(Document page transcription items)

========================================

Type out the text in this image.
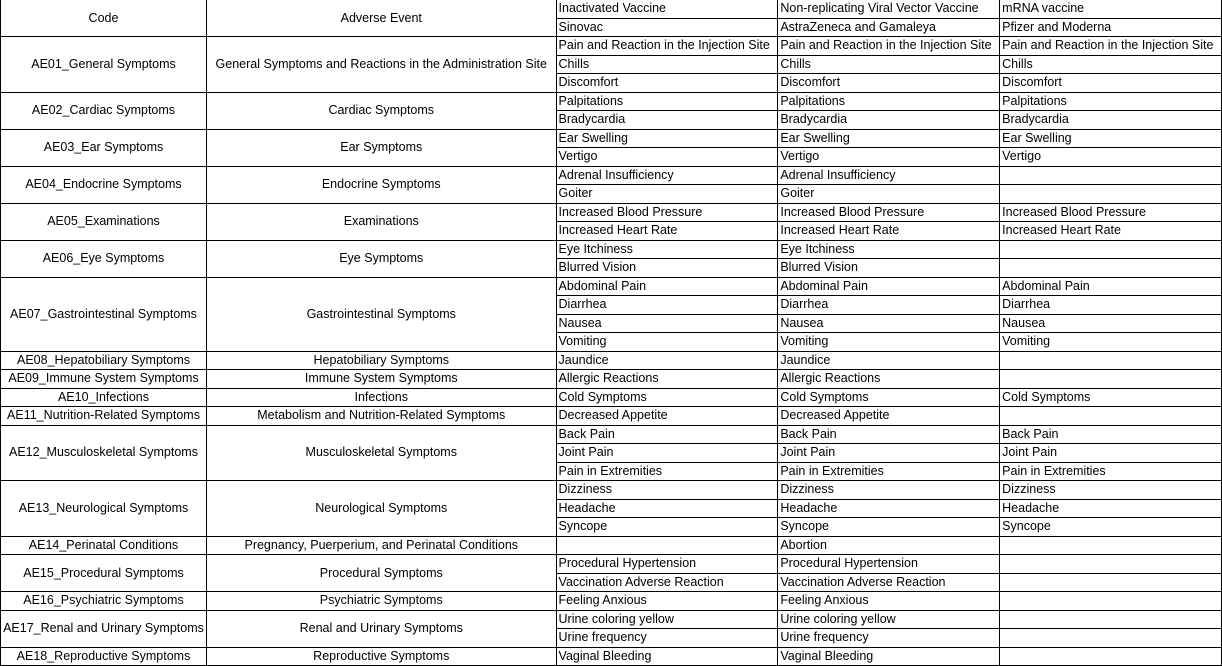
Code	Adverse Event	Inactivated Vaccine	Non-replicating Viral Vector Vaccine	mRNA vaccine
		Sinovac	AstraZeneca and Gamaleya	Pfizer and Moderna
AE01_General Symptoms	General Symptoms and Reactions in the Administration Site	Pain and Reaction in the Injection Site	Pain and Reaction in the Injection Site	Pain and Reaction in the Injection Site
		Chills	Chills	Chills
		Discomfort	Discomfort	Discomfort
AE02_Cardiac Symptoms	Cardiac Symptoms	Palpitations	Palpitations	Palpitations
		Bradycardia	Bradycardia	Bradycardia
AE03_Ear Symptoms	Ear Symptoms	Ear Swelling	Ear Swelling	Ear Swelling
		Vertigo	Vertigo	Vertigo
AE04_Endocrine Symptoms	Endocrine Symptoms	Adrenal Insufficiency	Adrenal Insufficiency	
		Goiter	Goiter	
AE05_Examinations	Examinations	Increased Blood Pressure	Increased Blood Pressure	Increased Blood Pressure
		Increased Heart Rate	Increased Heart Rate	Increased Heart Rate
AE06_Eye Symptoms	Eye Symptoms	Eye Itchiness	Eye Itchiness	
		Blurred Vision	Blurred Vision	
AE07_Gastrointestinal Symptoms	Gastrointestinal Symptoms	Abdominal Pain	Abdominal Pain	Abdominal Pain
		Diarrhea	Diarrhea	Diarrhea
		Nausea	Nausea	Nausea
		Vomiting	Vomiting	Vomiting
AE08_Hepatobiliary Symptoms	Hepatobiliary Symptoms	Jaundice	Jaundice	
AE09_Immune System Symptoms	Immune System Symptoms	Allergic Reactions	Allergic Reactions	
AE10_Infections	Infections	Cold Symptoms	Cold Symptoms	Cold Symptoms
AE11_Nutrition-Related Symptoms	Metabolism and Nutrition-Related Symptoms	Decreased Appetite	Decreased Appetite	
AE12_Musculoskeletal Symptoms	Musculoskeletal Symptoms	Back Pain	Back Pain	Back Pain
		Joint Pain	Joint Pain	Joint Pain
		Pain in Extremities	Pain in Extremities	Pain in Extremities
AE13_Neurological Symptoms	Neurological Symptoms	Dizziness	Dizziness	Dizziness
		Headache	Headache	Headache
		Syncope	Syncope	Syncope
AE14_Perinatal Conditions	Pregnancy, Puerperium, and Perinatal Conditions		Abortion	
AE15_Procedural Symptoms	Procedural Symptoms	Procedural Hypertension	Procedural Hypertension	
		Vaccination Adverse Reaction	Vaccination Adverse Reaction	
AE16_Psychiatric Symptoms	Psychiatric Symptoms	Feeling Anxious	Feeling Anxious	
AE17_Renal and Urinary Symptoms	Renal and Urinary Symptoms	Urine coloring yellow	Urine coloring yellow	
		Urine frequency	Urine frequency	
AE18_Reproductive Symptoms	Reproductive Symptoms	Vaginal Bleeding	Vaginal Bleeding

========================================

**Goal of the exercise**
Write the entries above out again exactly, omitting each image.

**Solution below**
Type out the text in this image.
Code	Adverse Event	Inactivated Vaccine	Non-replicating Viral Vector Vaccine	mRNA vaccine
		Sinovac	AstraZeneca and Gamaleya	Pfizer and Moderna
AE01_General Symptoms	General Symptoms and Reactions in the Administration Site	Pain and Reaction in the Injection Site	Pain and Reaction in the Injection Site	Pain and Reaction in the Injection Site
		Chills	Chills	Chills
		Discomfort	Discomfort	Discomfort
AE02_Cardiac Symptoms	Cardiac Symptoms	Palpitations	Palpitations	Palpitations
		Bradycardia	Bradycardia	Bradycardia
AE03_Ear Symptoms	Ear Symptoms	Ear Swelling	Ear Swelling	Ear Swelling
		Vertigo	Vertigo	Vertigo
AE04_Endocrine Symptoms	Endocrine Symptoms	Adrenal Insufficiency	Adrenal Insufficiency	
		Goiter	Goiter	
AE05_Examinations	Examinations	Increased Blood Pressure	Increased Blood Pressure	Increased Blood Pressure
		Increased Heart Rate	Increased Heart Rate	Increased Heart Rate
AE06_Eye Symptoms	Eye Symptoms	Eye Itchiness	Eye Itchiness	
		Blurred Vision	Blurred Vision	
AE07_Gastrointestinal Symptoms	Gastrointestinal Symptoms	Abdominal Pain	Abdominal Pain	Abdominal Pain
		Diarrhea	Diarrhea	Diarrhea
		Nausea	Nausea	Nausea
		Vomiting	Vomiting	Vomiting
AE08_Hepatobiliary Symptoms	Hepatobiliary Symptoms	Jaundice	Jaundice	
AE09_Immune System Symptoms	Immune System Symptoms	Allergic Reactions	Allergic Reactions	
AE10_Infections	Infections	Cold Symptoms	Cold Symptoms	Cold Symptoms
AE11_Nutrition-Related Symptoms	Metabolism and Nutrition-Related Symptoms	Decreased Appetite	Decreased Appetite	
AE12_Musculoskeletal Symptoms	Musculoskeletal Symptoms	Back Pain	Back Pain	Back Pain
		Joint Pain	Joint Pain	Joint Pain
		Pain in Extremities	Pain in Extremities	Pain in Extremities
AE13_Neurological Symptoms	Neurological Symptoms	Dizziness	Dizziness	Dizziness
		Headache	Headache	Headache
		Syncope	Syncope	Syncope
AE14_Perinatal Conditions	Pregnancy, Puerperium, and Perinatal Conditions		Abortion	
AE15_Procedural Symptoms	Procedural Symptoms	Procedural Hypertension	Procedural Hypertension	
		Vaccination Adverse Reaction	Vaccination Adverse Reaction	
AE16_Psychiatric Symptoms	Psychiatric Symptoms	Feeling Anxious	Feeling Anxious	
AE17_Renal and Urinary Symptoms	Renal and Urinary Symptoms	Urine coloring yellow	Urine coloring yellow	
		Urine frequency	Urine frequency	
AE18_Reproductive Symptoms	Reproductive Symptoms	Vaginal Bleeding	Vaginal Bleeding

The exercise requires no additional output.